> **Task description**: Copy out, verbatim, the stretch of the records that starts with the line containing "tagline-label: Tagline : — [36, 137, 96, 154]" and ends with the line containing "tagline-line-2: don't want", including both of those lines.

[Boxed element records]
================================

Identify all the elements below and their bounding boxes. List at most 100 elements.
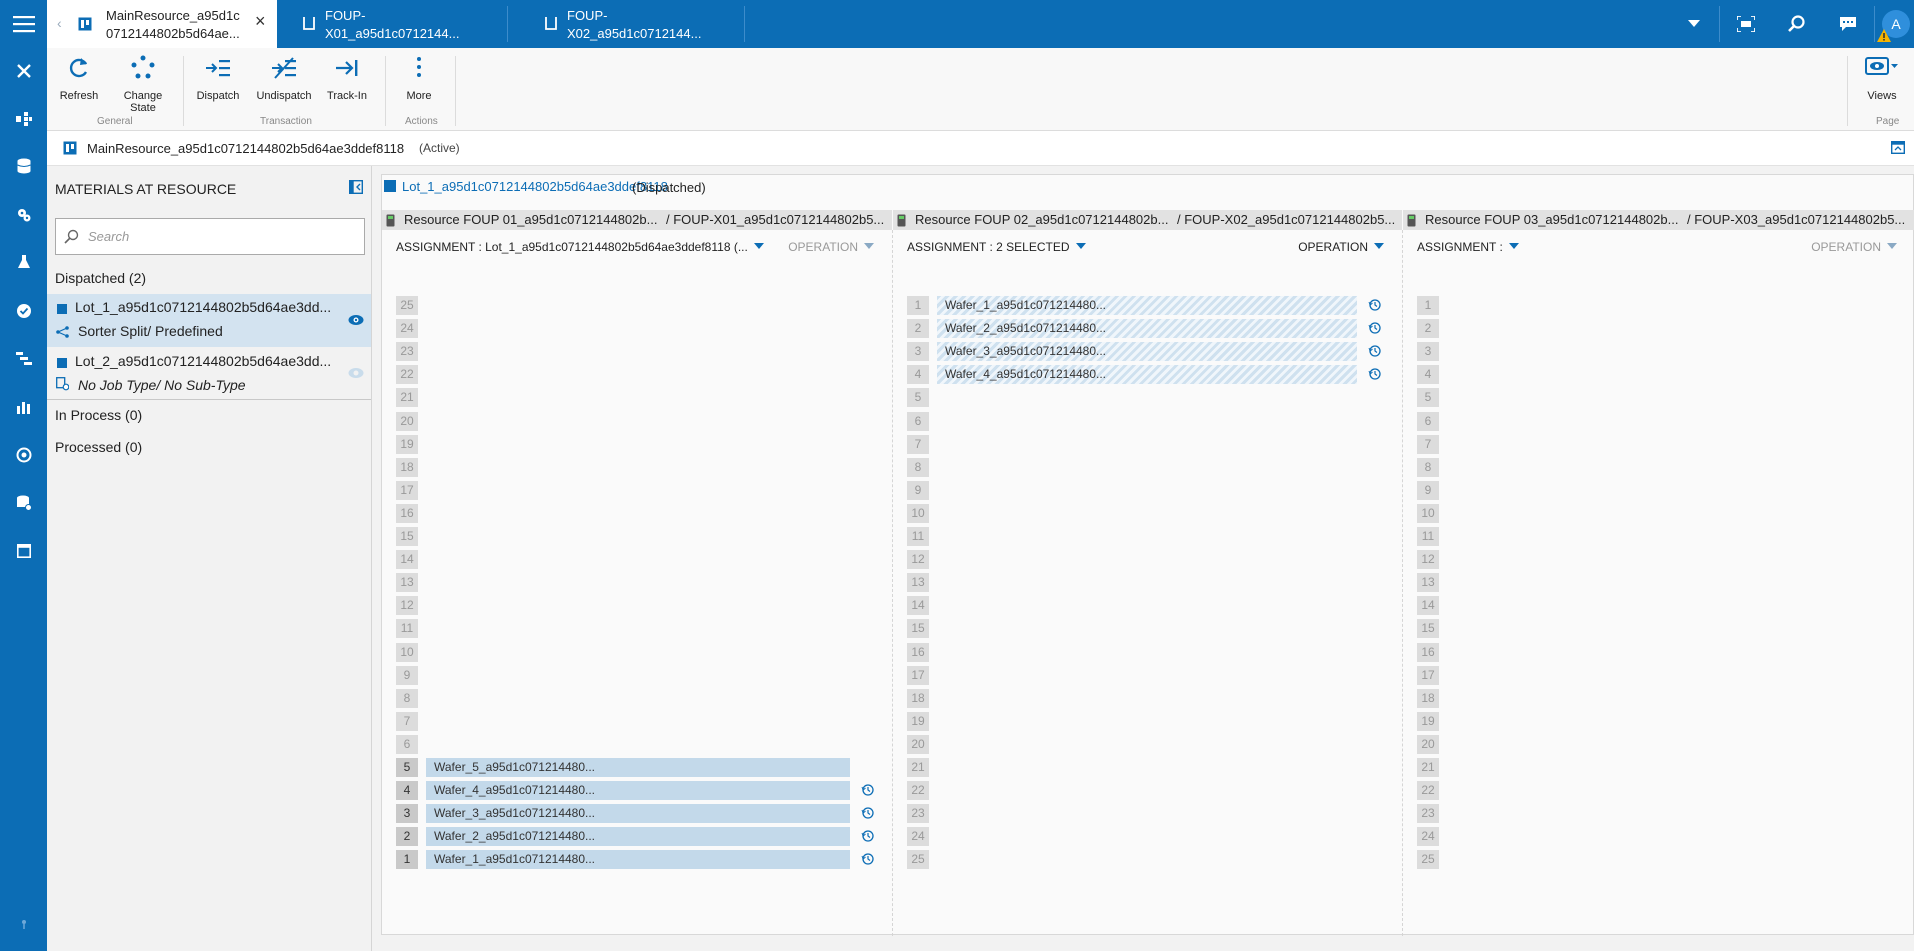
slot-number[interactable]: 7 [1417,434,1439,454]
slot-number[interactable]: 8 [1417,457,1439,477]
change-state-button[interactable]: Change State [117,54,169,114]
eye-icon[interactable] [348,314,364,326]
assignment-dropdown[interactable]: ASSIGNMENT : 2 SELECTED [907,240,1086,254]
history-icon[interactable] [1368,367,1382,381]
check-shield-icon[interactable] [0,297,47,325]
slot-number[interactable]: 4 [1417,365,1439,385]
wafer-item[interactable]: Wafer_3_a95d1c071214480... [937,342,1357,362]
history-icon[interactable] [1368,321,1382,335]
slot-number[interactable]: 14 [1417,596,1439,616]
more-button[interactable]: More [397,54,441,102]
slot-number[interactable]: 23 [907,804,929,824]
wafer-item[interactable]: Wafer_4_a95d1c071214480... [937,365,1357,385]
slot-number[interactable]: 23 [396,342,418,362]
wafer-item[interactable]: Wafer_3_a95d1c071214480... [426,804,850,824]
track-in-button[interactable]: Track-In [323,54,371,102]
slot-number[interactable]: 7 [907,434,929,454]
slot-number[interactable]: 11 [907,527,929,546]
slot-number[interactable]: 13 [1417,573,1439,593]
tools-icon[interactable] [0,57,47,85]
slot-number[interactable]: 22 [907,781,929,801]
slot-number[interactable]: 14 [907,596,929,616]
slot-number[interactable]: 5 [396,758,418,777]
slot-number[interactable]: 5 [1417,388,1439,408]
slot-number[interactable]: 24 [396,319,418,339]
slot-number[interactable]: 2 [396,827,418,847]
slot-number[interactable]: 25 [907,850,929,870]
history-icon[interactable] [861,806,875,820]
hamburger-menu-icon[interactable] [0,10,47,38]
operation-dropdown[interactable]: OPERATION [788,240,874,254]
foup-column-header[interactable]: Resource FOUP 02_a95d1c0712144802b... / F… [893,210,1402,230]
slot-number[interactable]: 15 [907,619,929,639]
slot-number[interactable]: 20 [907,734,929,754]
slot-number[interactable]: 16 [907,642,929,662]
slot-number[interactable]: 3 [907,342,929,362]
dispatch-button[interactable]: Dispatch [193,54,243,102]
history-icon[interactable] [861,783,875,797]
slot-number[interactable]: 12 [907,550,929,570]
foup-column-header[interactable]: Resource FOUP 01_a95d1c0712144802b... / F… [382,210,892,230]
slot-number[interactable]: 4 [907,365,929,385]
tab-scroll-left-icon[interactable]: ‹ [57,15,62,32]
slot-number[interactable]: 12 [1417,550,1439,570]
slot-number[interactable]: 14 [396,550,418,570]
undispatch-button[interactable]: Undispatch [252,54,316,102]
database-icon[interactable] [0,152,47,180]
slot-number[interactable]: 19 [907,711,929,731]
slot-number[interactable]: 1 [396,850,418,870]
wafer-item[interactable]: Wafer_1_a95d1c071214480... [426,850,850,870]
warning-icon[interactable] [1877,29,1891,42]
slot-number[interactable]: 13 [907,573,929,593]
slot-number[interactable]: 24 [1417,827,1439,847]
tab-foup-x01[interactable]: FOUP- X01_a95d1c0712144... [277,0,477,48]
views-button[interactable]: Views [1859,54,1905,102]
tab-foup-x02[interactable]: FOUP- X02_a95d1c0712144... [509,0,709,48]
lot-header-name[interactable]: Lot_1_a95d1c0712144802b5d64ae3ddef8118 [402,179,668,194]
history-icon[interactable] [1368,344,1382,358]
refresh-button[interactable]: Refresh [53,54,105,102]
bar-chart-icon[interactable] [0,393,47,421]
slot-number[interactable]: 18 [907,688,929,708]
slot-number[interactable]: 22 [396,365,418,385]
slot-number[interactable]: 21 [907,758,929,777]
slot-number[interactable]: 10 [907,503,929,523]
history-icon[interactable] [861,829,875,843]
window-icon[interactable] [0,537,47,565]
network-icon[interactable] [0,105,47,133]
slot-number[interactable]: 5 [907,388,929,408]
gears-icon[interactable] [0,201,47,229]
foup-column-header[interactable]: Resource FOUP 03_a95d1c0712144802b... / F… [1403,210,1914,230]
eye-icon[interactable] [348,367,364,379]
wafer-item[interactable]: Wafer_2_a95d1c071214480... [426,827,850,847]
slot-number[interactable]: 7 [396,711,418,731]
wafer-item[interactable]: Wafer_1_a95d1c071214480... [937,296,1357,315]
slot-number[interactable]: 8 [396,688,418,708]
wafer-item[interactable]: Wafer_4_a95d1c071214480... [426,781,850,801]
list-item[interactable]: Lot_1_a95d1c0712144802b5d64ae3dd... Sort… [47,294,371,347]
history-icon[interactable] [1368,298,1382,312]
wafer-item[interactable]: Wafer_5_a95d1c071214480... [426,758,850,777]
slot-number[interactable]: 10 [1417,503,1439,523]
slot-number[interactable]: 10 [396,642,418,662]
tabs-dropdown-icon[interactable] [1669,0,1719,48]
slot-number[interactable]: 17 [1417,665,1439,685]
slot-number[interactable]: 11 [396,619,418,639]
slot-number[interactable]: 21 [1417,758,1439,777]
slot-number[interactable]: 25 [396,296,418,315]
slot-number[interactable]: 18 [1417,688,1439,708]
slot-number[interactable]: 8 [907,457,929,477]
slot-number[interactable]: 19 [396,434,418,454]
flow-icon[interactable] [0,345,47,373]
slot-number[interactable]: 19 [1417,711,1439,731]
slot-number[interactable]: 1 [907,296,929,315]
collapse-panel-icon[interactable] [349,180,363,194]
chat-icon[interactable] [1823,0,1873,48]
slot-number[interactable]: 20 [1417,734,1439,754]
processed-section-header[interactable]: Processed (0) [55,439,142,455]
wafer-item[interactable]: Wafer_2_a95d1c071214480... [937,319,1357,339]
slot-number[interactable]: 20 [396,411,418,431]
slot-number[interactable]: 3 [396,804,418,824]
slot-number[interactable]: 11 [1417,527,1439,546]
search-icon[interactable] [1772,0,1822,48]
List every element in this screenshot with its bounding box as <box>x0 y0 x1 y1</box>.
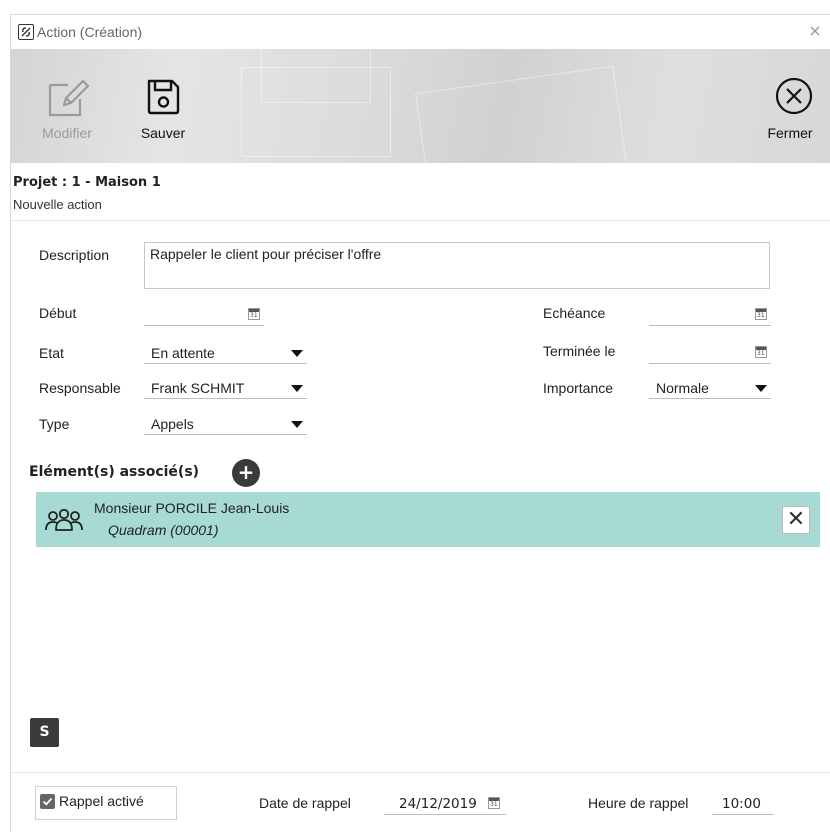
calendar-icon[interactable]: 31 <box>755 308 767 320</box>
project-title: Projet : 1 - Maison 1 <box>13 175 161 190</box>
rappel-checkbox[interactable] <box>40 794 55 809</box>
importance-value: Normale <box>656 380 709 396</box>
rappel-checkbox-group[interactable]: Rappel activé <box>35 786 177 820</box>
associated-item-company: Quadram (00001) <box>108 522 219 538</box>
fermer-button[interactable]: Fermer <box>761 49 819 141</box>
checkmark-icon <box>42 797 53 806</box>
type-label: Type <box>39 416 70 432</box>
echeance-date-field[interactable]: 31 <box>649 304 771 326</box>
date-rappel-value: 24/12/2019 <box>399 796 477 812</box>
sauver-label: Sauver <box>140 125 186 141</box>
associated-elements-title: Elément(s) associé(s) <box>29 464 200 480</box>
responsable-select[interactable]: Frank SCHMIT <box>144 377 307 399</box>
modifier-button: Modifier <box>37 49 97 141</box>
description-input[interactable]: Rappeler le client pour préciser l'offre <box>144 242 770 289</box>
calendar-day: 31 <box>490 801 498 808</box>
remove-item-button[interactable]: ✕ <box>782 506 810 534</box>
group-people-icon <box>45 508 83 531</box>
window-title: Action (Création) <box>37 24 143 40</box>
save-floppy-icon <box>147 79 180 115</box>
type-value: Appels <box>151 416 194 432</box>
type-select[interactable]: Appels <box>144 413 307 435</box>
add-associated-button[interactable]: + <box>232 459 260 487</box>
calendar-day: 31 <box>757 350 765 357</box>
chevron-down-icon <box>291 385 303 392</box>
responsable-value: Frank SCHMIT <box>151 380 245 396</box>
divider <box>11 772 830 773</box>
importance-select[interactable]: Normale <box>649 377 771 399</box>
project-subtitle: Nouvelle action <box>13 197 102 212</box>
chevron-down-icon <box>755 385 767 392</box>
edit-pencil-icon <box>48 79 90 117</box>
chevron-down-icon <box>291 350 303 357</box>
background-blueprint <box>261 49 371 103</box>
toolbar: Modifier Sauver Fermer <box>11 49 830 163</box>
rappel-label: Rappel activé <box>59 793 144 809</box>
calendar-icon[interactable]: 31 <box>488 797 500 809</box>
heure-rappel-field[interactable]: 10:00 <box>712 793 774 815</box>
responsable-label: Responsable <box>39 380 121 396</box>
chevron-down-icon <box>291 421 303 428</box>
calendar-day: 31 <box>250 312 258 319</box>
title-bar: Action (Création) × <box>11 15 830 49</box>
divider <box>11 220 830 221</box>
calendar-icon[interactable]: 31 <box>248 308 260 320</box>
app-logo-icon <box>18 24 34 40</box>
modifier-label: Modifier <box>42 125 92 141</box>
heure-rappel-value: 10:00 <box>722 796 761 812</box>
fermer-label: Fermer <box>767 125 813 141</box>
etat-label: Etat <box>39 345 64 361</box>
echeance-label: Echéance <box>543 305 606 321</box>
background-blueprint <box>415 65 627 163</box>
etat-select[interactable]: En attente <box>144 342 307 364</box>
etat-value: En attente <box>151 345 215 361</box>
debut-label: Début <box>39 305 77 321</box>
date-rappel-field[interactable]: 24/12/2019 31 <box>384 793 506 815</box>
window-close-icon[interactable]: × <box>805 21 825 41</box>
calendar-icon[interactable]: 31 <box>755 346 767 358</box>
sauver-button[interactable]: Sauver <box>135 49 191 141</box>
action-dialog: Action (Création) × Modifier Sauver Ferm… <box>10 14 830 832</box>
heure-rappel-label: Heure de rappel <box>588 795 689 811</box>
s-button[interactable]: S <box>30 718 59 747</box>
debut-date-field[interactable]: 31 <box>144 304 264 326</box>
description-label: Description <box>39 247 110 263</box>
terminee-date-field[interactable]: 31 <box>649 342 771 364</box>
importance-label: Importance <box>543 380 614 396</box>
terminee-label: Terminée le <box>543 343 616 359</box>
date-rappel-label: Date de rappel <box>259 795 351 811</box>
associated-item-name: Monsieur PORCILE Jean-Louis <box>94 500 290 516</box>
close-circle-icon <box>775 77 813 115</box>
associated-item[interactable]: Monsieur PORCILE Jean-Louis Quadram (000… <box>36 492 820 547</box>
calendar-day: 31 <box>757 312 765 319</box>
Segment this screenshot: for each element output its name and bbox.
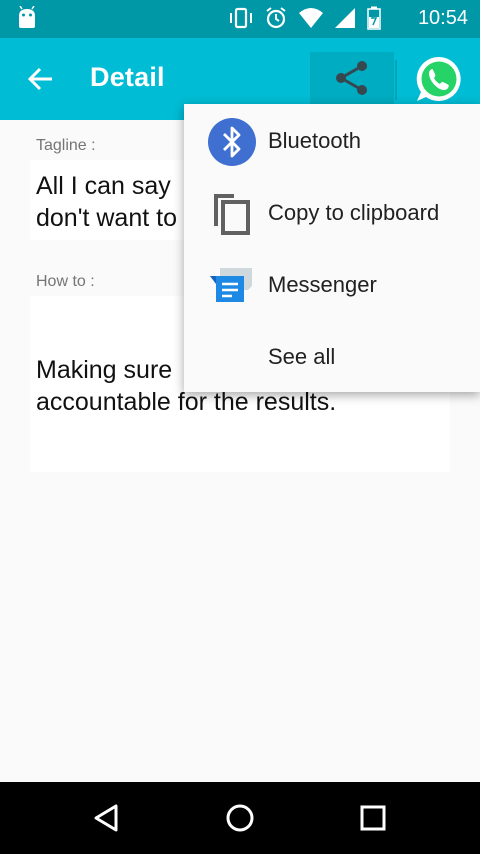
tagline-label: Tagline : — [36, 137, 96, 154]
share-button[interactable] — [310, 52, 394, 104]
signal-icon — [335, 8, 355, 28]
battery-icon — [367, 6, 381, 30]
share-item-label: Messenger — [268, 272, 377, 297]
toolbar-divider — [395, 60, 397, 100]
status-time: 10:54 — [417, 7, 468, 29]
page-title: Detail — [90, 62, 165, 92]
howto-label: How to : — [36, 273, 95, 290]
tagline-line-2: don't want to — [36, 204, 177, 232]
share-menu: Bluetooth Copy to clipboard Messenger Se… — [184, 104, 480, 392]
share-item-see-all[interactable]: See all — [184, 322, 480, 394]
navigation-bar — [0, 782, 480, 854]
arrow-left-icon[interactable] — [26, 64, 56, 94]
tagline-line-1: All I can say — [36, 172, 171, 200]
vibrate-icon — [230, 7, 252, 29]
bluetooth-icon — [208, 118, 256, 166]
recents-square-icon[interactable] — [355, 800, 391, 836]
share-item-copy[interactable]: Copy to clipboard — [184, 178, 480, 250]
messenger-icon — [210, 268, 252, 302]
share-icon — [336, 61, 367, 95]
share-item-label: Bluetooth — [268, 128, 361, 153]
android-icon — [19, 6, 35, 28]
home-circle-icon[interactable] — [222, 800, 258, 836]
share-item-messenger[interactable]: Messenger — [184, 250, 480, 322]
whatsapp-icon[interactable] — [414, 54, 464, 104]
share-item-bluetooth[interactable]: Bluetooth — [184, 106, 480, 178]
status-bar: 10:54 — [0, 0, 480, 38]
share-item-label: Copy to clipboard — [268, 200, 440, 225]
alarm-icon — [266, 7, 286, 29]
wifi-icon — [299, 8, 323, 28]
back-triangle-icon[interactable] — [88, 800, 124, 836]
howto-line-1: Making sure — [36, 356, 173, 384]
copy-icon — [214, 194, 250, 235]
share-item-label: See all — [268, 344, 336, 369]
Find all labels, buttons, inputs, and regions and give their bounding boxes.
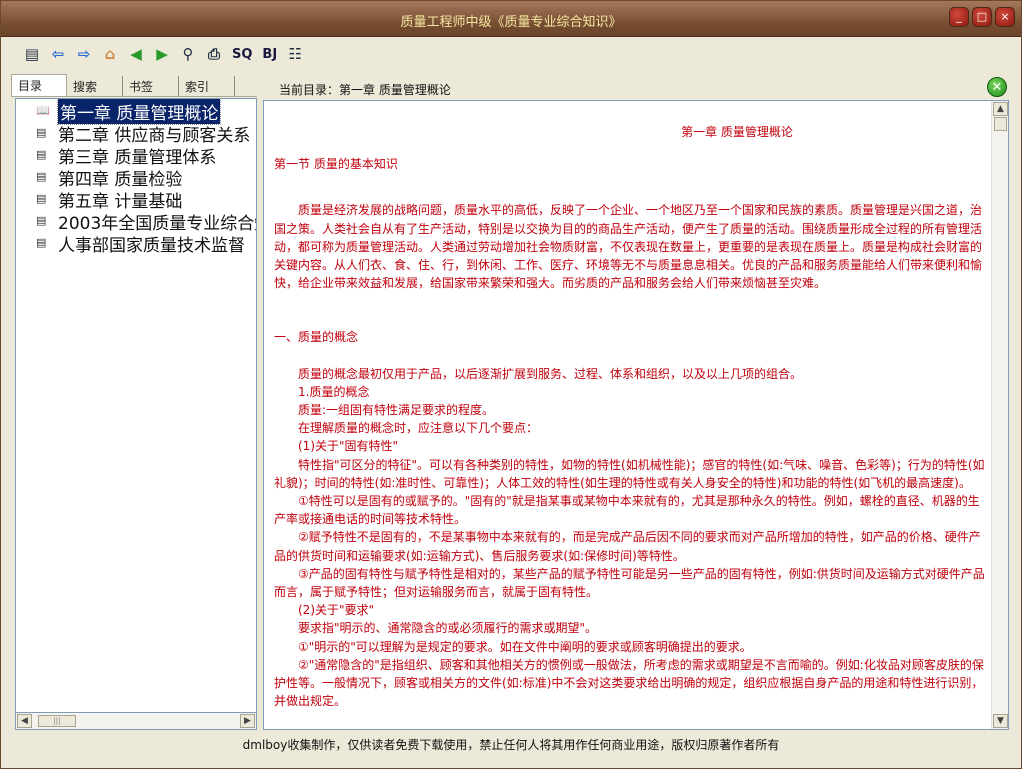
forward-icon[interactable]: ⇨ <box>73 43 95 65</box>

================================

> **Response**:
tagline-label: Tagline : — [36, 137, 96, 154]
share-button[interactable] — [310, 52, 394, 104]
signal-icon — [335, 8, 355, 28]
battery-icon — [367, 6, 381, 30]
share-item-label: Messenger — [268, 272, 377, 297]
toolbar-divider — [395, 60, 397, 100]
status-time: 10:54 — [417, 7, 468, 29]
page-title: Detail — [90, 62, 165, 92]
howto-label: How to : — [36, 273, 95, 290]
tagline-line-2: don't want to — [36, 204, 177, 232]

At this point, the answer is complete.